WHAT TO DO »
Look through the data below. Pick out the lines holding the string "letter".

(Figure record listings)
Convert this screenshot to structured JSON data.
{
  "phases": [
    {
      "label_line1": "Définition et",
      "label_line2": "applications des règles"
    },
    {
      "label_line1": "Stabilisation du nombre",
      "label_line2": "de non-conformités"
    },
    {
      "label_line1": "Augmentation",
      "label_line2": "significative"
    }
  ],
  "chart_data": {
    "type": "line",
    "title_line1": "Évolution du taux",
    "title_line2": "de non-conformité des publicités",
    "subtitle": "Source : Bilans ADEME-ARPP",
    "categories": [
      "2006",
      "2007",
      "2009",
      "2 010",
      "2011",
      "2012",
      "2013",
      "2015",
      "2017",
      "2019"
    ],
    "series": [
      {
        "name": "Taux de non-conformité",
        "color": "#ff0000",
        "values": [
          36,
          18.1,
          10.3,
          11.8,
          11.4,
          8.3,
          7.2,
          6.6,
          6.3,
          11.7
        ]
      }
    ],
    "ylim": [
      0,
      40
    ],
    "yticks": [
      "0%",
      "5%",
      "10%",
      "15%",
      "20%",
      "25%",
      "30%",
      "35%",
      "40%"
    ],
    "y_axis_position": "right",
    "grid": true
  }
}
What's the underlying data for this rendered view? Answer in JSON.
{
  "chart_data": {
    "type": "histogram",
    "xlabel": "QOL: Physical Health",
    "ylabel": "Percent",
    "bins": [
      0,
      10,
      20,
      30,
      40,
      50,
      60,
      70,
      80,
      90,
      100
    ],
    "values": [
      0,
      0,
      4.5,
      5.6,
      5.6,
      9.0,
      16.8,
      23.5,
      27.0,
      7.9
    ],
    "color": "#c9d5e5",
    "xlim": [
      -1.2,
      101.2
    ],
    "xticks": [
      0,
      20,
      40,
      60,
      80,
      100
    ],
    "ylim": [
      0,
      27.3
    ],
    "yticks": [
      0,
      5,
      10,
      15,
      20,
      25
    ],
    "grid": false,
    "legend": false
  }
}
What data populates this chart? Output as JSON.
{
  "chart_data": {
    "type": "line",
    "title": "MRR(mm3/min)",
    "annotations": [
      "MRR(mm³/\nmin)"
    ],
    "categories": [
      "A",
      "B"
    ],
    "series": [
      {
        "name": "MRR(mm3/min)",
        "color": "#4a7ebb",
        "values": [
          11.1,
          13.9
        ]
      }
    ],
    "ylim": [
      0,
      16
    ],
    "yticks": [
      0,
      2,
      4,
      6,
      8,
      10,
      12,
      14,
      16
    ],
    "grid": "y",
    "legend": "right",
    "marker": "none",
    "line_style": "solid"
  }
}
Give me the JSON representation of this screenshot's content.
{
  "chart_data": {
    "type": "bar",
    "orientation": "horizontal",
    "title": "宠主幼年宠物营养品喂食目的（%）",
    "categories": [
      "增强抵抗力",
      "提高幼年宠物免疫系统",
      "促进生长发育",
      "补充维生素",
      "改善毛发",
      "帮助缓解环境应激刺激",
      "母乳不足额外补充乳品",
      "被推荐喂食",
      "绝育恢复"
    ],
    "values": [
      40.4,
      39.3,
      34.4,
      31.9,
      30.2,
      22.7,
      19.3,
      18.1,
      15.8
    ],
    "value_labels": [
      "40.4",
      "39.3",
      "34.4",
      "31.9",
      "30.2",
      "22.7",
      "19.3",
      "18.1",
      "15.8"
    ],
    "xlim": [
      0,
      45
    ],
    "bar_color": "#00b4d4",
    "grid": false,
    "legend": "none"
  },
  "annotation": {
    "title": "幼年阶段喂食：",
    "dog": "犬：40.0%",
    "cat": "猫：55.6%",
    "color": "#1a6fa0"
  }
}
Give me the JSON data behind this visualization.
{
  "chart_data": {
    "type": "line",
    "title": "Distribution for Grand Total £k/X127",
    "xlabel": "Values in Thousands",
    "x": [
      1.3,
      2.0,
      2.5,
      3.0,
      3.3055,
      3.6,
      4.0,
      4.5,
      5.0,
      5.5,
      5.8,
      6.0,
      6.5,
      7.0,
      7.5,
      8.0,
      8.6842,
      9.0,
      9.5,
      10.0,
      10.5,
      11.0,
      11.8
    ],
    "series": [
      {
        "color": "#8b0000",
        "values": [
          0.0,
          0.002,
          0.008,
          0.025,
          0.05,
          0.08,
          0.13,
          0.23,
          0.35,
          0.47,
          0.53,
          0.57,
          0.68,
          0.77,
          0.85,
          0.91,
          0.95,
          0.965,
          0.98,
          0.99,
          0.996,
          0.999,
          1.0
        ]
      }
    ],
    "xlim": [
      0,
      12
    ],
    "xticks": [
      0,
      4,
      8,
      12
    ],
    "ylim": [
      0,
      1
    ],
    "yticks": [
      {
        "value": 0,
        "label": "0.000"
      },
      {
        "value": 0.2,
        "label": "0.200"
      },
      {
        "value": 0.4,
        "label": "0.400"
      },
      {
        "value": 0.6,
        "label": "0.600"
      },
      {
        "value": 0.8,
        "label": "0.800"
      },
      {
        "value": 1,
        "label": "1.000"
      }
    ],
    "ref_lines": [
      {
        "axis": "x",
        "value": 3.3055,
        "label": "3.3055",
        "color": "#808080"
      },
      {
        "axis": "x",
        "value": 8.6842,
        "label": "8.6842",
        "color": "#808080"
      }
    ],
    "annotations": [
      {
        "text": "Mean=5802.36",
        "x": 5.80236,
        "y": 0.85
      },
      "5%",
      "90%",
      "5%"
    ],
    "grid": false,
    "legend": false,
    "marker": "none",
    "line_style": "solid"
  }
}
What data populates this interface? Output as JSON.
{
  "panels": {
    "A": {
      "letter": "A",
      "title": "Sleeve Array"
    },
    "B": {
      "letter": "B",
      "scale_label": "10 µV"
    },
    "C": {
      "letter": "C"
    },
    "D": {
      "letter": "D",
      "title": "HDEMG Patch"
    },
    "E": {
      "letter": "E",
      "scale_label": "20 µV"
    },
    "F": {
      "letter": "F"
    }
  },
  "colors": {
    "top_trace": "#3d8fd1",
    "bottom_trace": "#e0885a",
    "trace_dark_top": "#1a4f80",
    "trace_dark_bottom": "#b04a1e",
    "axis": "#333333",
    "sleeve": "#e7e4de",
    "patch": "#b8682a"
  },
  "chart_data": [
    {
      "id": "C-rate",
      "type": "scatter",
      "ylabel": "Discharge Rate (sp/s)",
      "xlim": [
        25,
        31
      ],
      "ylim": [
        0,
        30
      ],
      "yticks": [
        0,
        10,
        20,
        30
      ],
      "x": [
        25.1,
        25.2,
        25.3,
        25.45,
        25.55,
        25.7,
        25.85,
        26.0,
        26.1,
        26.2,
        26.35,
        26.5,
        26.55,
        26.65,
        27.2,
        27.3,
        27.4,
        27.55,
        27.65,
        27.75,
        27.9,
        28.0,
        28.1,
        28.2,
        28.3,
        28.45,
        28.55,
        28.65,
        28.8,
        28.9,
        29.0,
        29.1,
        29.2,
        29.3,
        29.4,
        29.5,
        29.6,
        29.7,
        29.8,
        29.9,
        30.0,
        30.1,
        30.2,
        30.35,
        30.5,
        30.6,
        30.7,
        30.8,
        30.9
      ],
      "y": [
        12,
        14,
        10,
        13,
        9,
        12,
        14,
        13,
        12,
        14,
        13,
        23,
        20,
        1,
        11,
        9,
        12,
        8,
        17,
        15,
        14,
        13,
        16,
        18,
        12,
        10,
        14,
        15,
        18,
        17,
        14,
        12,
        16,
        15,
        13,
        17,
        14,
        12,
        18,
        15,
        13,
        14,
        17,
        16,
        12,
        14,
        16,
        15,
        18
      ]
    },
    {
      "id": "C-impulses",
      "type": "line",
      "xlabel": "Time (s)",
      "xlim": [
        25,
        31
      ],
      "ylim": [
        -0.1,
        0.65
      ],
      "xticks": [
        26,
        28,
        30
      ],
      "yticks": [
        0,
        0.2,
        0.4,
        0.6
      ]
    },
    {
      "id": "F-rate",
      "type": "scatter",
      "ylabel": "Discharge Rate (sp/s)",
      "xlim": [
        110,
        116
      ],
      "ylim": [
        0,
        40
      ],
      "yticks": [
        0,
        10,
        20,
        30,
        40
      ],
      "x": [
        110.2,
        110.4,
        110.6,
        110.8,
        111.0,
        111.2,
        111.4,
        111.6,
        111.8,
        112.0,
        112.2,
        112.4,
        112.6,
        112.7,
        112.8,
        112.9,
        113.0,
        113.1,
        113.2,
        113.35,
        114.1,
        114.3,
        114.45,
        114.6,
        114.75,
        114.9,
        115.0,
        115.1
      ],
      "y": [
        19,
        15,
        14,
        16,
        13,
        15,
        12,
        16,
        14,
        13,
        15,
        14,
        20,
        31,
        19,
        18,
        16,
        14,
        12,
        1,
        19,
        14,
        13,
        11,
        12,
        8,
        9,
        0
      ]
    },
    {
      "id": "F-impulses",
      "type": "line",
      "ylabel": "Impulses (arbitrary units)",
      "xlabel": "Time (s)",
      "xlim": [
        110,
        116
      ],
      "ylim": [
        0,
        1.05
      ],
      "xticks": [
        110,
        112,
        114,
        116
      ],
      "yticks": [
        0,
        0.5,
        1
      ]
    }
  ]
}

CORRECT ANSWER »
      "letter": "A",
      "letter": "B",
      "letter": "C"
      "letter": "D",
      "letter": "E",
      "letter": "F"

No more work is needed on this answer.